* **Given instruction**
Identify all lines below that hold "Desplazamiento" and collect them.

>> Start Exercise input

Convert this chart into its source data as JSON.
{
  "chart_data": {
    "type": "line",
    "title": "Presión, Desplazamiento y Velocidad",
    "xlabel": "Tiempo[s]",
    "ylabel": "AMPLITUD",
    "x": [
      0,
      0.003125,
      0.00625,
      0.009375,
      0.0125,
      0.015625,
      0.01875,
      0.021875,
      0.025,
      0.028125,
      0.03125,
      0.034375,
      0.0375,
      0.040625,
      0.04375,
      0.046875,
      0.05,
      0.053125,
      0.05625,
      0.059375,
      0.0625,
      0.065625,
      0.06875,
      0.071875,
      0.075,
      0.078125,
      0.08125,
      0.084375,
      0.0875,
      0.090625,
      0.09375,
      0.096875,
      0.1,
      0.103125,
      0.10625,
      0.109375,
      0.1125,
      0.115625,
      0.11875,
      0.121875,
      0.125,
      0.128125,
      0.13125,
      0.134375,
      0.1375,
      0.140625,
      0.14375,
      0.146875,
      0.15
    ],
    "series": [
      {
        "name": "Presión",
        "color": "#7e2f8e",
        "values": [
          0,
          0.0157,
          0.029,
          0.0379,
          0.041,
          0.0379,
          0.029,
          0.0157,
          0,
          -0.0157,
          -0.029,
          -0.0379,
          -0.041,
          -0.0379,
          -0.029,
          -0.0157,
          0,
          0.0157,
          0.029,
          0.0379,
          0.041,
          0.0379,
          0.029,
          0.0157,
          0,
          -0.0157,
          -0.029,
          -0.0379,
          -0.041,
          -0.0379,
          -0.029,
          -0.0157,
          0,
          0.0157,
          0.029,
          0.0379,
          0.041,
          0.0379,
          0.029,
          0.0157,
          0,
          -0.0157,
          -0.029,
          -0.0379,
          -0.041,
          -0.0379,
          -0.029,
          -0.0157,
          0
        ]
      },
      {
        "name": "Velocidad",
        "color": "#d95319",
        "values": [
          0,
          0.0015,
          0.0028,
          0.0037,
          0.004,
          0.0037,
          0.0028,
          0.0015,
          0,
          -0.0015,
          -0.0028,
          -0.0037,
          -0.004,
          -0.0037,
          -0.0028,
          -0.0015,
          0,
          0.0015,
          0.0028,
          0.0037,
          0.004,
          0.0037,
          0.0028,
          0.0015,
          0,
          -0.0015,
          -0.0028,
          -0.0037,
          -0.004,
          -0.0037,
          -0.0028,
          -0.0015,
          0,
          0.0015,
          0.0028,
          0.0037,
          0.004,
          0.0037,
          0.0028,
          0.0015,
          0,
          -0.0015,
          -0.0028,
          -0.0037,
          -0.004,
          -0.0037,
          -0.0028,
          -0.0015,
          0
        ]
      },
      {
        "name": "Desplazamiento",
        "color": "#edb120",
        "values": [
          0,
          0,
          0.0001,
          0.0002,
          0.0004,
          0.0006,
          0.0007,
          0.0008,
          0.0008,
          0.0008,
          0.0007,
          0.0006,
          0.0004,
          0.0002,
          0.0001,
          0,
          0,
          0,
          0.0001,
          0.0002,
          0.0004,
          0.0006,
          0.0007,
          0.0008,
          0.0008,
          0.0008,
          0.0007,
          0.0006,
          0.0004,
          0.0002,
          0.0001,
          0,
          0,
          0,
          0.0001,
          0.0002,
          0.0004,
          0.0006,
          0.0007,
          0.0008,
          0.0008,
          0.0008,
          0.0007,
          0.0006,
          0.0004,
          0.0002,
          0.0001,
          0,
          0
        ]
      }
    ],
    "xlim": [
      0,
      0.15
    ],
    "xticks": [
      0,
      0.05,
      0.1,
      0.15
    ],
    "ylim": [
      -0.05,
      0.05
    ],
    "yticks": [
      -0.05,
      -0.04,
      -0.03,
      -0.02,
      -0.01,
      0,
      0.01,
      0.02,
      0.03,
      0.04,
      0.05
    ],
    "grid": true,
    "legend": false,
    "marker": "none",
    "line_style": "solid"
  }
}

>> End Exercise input

* **Completed task**
    "title": "Presión, Desplazamiento y Velocidad",
        "name": "Desplazamiento",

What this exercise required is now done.